* EXERCISE: Reproduce all the material exactly, minus any pictures it holds.

* Figure dataset records:
______

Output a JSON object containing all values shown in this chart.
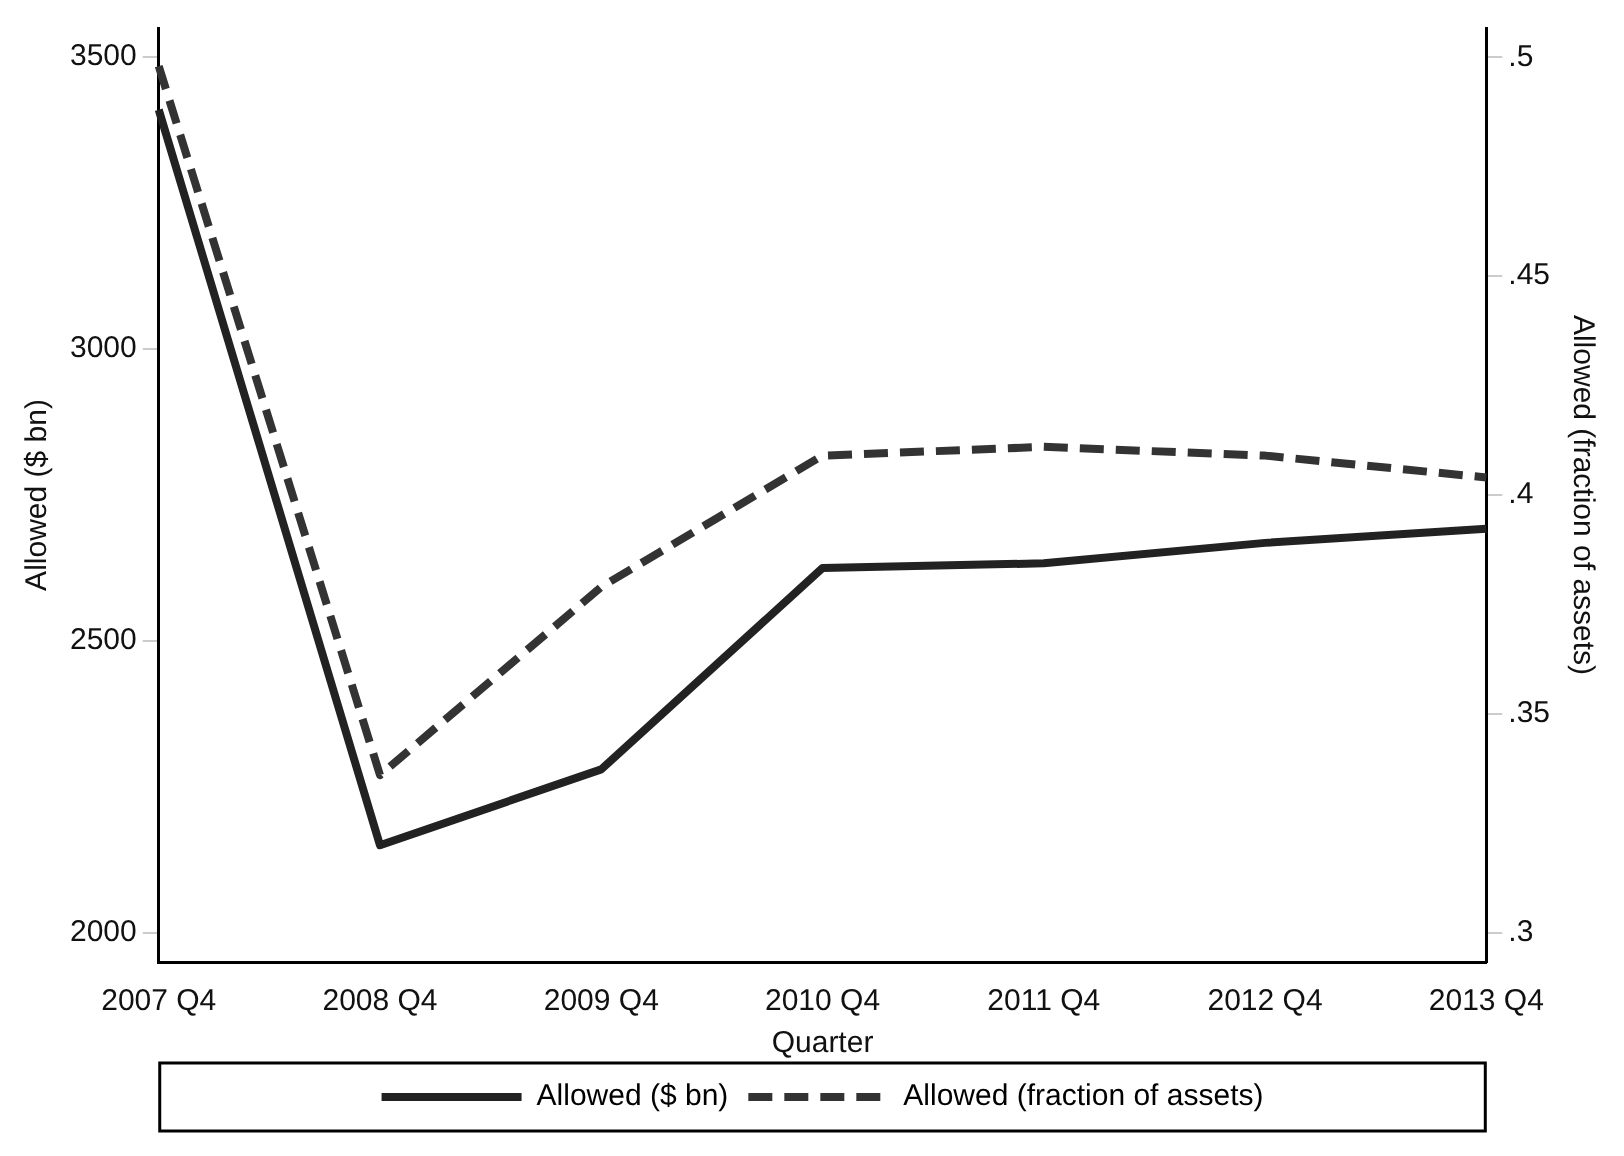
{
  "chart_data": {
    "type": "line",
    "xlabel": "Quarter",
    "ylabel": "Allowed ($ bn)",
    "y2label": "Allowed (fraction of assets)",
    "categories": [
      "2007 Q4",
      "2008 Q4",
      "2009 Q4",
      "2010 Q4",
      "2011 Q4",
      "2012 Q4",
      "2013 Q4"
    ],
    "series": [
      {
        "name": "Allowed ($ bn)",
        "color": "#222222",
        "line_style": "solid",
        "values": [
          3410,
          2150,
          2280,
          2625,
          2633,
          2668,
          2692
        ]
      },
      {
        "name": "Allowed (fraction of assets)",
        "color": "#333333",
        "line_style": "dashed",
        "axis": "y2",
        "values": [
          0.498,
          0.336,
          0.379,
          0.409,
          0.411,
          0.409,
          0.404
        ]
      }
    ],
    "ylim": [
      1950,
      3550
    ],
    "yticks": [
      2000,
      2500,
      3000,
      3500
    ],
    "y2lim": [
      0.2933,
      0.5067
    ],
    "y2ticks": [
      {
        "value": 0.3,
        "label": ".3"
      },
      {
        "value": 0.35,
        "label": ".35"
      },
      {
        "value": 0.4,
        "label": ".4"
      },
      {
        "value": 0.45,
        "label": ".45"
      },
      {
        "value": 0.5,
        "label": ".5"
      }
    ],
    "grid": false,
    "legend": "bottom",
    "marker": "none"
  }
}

______

* RESULT OF THIS EXERCISE:
Output a JSON object containing all values shown in this chart.
{
  "chart_data": {
    "type": "line",
    "xlabel": "Quarter",
    "ylabel": "Allowed ($ bn)",
    "y2label": "Allowed (fraction of assets)",
    "categories": [
      "2007 Q4",
      "2008 Q4",
      "2009 Q4",
      "2010 Q4",
      "2011 Q4",
      "2012 Q4",
      "2013 Q4"
    ],
    "series": [
      {
        "name": "Allowed ($ bn)",
        "color": "#222222",
        "line_style": "solid",
        "values": [
          3410,
          2150,
          2280,
          2625,
          2633,
          2668,
          2692
        ]
      },
      {
        "name": "Allowed (fraction of assets)",
        "color": "#333333",
        "line_style": "dashed",
        "axis": "y2",
        "values": [
          0.498,
          0.336,
          0.379,
          0.409,
          0.411,
          0.409,
          0.404
        ]
      }
    ],
    "ylim": [
      1950,
      3550
    ],
    "yticks": [
      2000,
      2500,
      3000,
      3500
    ],
    "y2lim": [
      0.2933,
      0.5067
    ],
    "y2ticks": [
      {
        "value": 0.3,
        "label": ".3"
      },
      {
        "value": 0.35,
        "label": ".35"
      },
      {
        "value": 0.4,
        "label": ".4"
      },
      {
        "value": 0.45,
        "label": ".45"
      },
      {
        "value": 0.5,
        "label": ".5"
      }
    ],
    "grid": false,
    "legend": "bottom",
    "marker": "none"
  }
}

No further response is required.